TASK REQUIREMENTS —
a - According to the passage on B. E. Vijayam, where did he work as a professor of Geology?
b - In the passage on B. E. Vijayam, write out the text starting at "Community development initiatives" and ending at "single geological system.", swapping "wonderful" for "remarkable".

PAGE EXCERPT —
A University of Hyderabad researcher, Gadde Peda Rattaiah referred to the work of Vijayam in the context of partnerships with United Nations Development Programme and writes,

Professor Vijayam was a retired professor of Geology who worked, at the Department of Geology, Osmania University in Hyderabad. He founded MERIBA, PROGRESS, TENT, JVI, I-WILL agencies and his approach to poverty alleviation in rural India, was inspired by the Judeo-Christian values approach and was promoting attitudes of love, unity, mutual respect, self-help and collective action to overcome the hindrances to human deprivation, poverty and suffering.

Similarly, a group of Earth scientists regarded the work of Vijayam in connecting Geology with development and write,

Community development initiatives without adequate geological input are potentially doomed to failure. For many years now, wonderful counterexamples have functioned under the guidance of distinguished geologist B. E. Vijayam in India. Vijayam's NGO creations, including PROGRESS and TENT, integrate geological principles into almost every aspect of holistic rural development. Many of the village-level projects under TENT are planned to consider improvements in the context of a unified watershed. Water sources, sanitation, erosion, agriculture, land-use planning, and energy provision are all analyzed and managed as components of a larger, single geological system.

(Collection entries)
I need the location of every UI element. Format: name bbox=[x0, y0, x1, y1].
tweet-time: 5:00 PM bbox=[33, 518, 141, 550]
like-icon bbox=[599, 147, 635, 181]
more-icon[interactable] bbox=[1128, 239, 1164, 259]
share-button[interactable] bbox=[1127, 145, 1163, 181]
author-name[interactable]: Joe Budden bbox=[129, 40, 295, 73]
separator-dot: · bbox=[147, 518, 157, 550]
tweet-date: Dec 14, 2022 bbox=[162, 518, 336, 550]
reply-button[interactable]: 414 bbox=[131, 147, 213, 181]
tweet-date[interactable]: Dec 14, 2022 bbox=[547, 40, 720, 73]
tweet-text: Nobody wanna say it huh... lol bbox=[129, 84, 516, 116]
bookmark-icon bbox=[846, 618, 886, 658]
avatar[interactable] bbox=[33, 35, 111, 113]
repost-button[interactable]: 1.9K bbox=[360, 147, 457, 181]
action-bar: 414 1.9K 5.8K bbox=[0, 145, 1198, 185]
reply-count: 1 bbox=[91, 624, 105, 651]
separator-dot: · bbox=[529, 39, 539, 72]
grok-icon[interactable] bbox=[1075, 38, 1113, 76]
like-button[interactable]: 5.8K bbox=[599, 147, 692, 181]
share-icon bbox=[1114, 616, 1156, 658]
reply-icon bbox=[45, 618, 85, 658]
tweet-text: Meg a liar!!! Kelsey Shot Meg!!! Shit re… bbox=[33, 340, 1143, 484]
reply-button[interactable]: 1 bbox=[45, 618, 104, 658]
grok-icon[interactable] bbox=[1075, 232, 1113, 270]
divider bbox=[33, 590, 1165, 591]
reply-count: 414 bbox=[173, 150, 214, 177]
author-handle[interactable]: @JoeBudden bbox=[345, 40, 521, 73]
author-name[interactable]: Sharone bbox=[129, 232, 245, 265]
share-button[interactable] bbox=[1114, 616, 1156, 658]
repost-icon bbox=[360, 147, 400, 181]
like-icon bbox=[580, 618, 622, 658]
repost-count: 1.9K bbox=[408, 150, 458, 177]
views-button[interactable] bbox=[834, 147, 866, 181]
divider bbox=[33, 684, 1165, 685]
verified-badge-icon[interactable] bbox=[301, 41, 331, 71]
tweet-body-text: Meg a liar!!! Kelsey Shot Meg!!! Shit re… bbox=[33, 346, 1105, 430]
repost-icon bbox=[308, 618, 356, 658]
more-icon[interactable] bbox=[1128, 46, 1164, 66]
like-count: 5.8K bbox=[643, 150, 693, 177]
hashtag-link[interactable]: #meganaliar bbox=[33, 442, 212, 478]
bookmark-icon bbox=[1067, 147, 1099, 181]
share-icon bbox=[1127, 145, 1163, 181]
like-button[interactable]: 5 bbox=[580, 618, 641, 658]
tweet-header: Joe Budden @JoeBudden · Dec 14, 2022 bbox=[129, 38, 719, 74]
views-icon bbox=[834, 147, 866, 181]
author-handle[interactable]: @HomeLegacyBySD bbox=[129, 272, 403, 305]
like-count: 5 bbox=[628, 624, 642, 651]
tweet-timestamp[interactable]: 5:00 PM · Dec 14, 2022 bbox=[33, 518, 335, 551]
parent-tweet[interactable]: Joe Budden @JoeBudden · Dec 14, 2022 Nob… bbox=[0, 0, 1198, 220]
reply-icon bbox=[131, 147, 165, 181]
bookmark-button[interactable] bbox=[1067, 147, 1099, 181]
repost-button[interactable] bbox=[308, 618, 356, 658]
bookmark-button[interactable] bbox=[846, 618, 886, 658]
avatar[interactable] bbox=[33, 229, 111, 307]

RESPONSES BY ITEM NUMBER —
a - At the Department of Geology, Osmania University in Hyderabad.

b -
Community development initiatives without adequate geological input are potentially doomed to failure. For many years now, remarkable counterexamples have functioned under the guidance of distinguished geologist B. E. Vijayam in India. Vijayam's NGO creations, including PROGRESS and TENT, integrate geological principles into almost every aspect of holistic rural development. Many of the village-level projects under TENT are planned to consider improvements in the context of a unified watershed. Water sources, sanitation, erosion, agriculture, land-use planning, and energy provision are all analyzed and managed as components of a larger, single geological system.